(Extracted data entries)
----------------
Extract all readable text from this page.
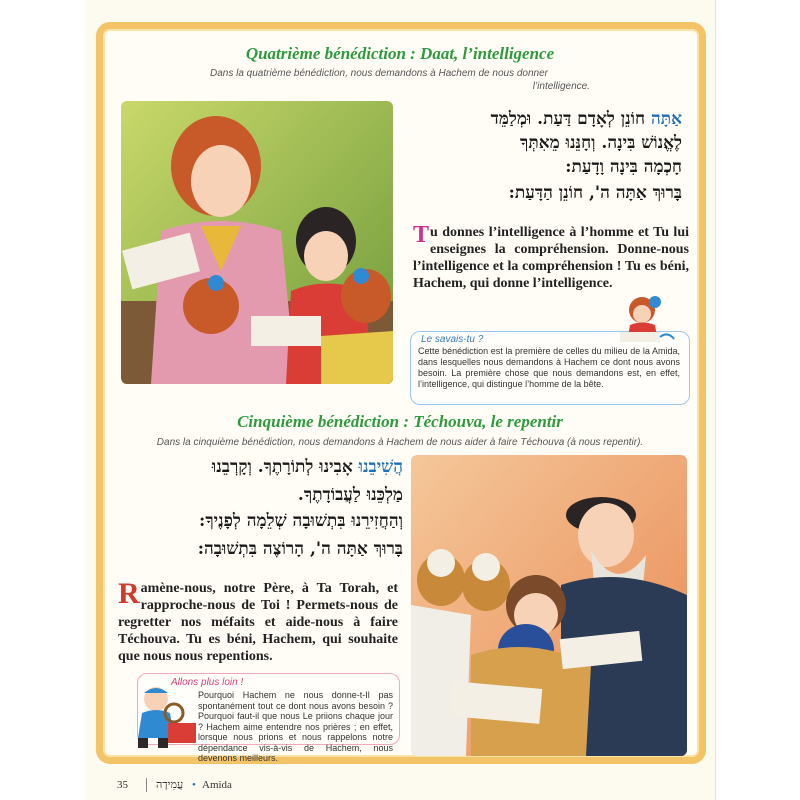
Quatrième bénédiction : Daat, l’intelligence
Dans la quatrième bénédiction, nous demandons à Hachem de nous donner
l’intelligence.
אַתָּה חוֹנֵן לְאָדָם דַּעַת. וּמְלַמֵּד
לֶאֱנוֹשׁ בִּינָה. וְחָנֵּנוּ מֵאִתְּךָ
חָכְמָה בִּינָה וָדָעַת:
בָּרוּךְ אַתָּה ה', חוֹנֵן הַדָּעַת:
Tu donnes l’intelligence à l’homme et Tu lui enseignes la compréhension. Donne-nous l’intelligence et la compréhension ! Tu es béni, Hachem, qui donne l’intelligence.
Le savais-tu ?
Cette bénédiction est la première de celles du milieu de la Amida, dans lesquelles nous demandons à Hachem ce dont nous avons besoin. La première chose que nous demandons est, en effet, l’intelligence, qui distingue l’homme de la bête.
Cinquième bénédiction : Téchouva, le repentir
Dans la cinquième bénédiction, nous demandons à Hachem de nous aider à faire Téchouva (à nous repentir).
הֲשִׁיבֵנוּ אָבִינוּ לְתוֹרָתֶךָ. וְקָרְבֵנוּ
מַלְכֵּנוּ לַעֲבוֹדָתֶךָ.
וְהַחֲזִירֵנוּ בִּתְשׁוּבָה שְׁלֵמָה לְפָנֶיךָ:
בָּרוּךְ אַתָּה ה', הָרוֹצֶה בִּתְשׁוּבָה:
Ramène-nous, notre Père, à Ta Torah, et rapproche-nous de Toi ! Permets-nous de regretter nos méfaits et aide-nous à faire Téchouva. Tu es béni, Hachem, qui souhaite que nous nous repentions.
Allons plus loin !
Pourquoi Hachem ne nous donne-t-Il pas spontanément tout ce dont nous avons besoin ? Pourquoi faut-il que nous Le priions chaque jour ? Hachem aime entendre nos prières ; en effet, lorsque nous prions et nous rappelons notre dépendance vis-à-vis de Hachem, nous devenons meilleurs.
35	עֲמִידָה • Amida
----------------
__Task to complete__:
Would you return the data exactly as written, without the pictures?

__Answer to this problem__:
Extract all readable text from this page.
Quatrième bénédiction : Daat, l’intelligence
Dans la quatrième bénédiction, nous demandons à Hachem de nous donner
l’intelligence.
אַתָּה חוֹנֵן לְאָדָם דַּעַת. וּמְלַמֵּד
לֶאֱנוֹשׁ בִּינָה. וְחָנֵּנוּ מֵאִתְּךָ
חָכְמָה בִּינָה וָדָעַת:
בָּרוּךְ אַתָּה ה', חוֹנֵן הַדָּעַת:
Tu donnes l’intelligence à l’homme et Tu lui enseignes la compréhension. Donne-nous l’intelligence et la compréhension ! Tu es béni, Hachem, qui donne l’intelligence.
Le savais-tu ?
Cette bénédiction est la première de celles du milieu de la Amida, dans lesquelles nous demandons à Hachem ce dont nous avons besoin. La première chose que nous demandons est, en effet, l’intelligence, qui distingue l’homme de la bête.
Cinquième bénédiction : Téchouva, le repentir
Dans la cinquième bénédiction, nous demandons à Hachem de nous aider à faire Téchouva (à nous repentir).
הֲשִׁיבֵנוּ אָבִינוּ לְתוֹרָתֶךָ. וְקָרְבֵנוּ
מַלְכֵּנוּ לַעֲבוֹדָתֶךָ.
וְהַחֲזִירֵנוּ בִּתְשׁוּבָה שְׁלֵמָה לְפָנֶיךָ:
בָּרוּךְ אַתָּה ה', הָרוֹצֶה בִּתְשׁוּבָה:
Ramène-nous, notre Père, à Ta Torah, et rapproche-nous de Toi ! Permets-nous de regretter nos méfaits et aide-nous à faire Téchouva. Tu es béni, Hachem, qui souhaite que nous nous repentions.
Allons plus loin !
Pourquoi Hachem ne nous donne-t-Il pas spontanément tout ce dont nous avons besoin ? Pourquoi faut-il que nous Le priions chaque jour ? Hachem aime entendre nos prières ; en effet, lorsque nous prions et nous rappelons notre dépendance vis-à-vis de Hachem, nous devenons meilleurs.
35	עֲמִידָה • Amida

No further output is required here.